───── PROVIDED ENTRIES ─────

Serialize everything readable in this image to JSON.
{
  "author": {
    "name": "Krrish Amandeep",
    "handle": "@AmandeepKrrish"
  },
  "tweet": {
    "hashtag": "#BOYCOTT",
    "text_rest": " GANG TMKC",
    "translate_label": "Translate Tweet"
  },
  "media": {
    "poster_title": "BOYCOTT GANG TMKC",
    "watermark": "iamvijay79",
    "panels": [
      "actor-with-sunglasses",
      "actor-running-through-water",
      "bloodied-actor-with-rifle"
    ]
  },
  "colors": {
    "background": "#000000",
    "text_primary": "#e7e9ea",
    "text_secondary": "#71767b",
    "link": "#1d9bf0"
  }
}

─────

GOAL =
Each entry above is to be quoted exactly.

PROBLEM SOLUTION =
Serialize everything readable in this image to JSON.
{
  "author": {
    "name": "Krrish Amandeep",
    "handle": "@AmandeepKrrish"
  },
  "tweet": {
    "hashtag": "#BOYCOTT",
    "text_rest": " GANG TMKC",
    "translate_label": "Translate Tweet"
  },
  "media": {
    "poster_title": "BOYCOTT GANG TMKC",
    "watermark": "iamvijay79",
    "panels": [
      "actor-with-sunglasses",
      "actor-running-through-water",
      "bloodied-actor-with-rifle"
    ]
  },
  "colors": {
    "background": "#000000",
    "text_primary": "#e7e9ea",
    "text_secondary": "#71767b",
    "link": "#1d9bf0"
  }
}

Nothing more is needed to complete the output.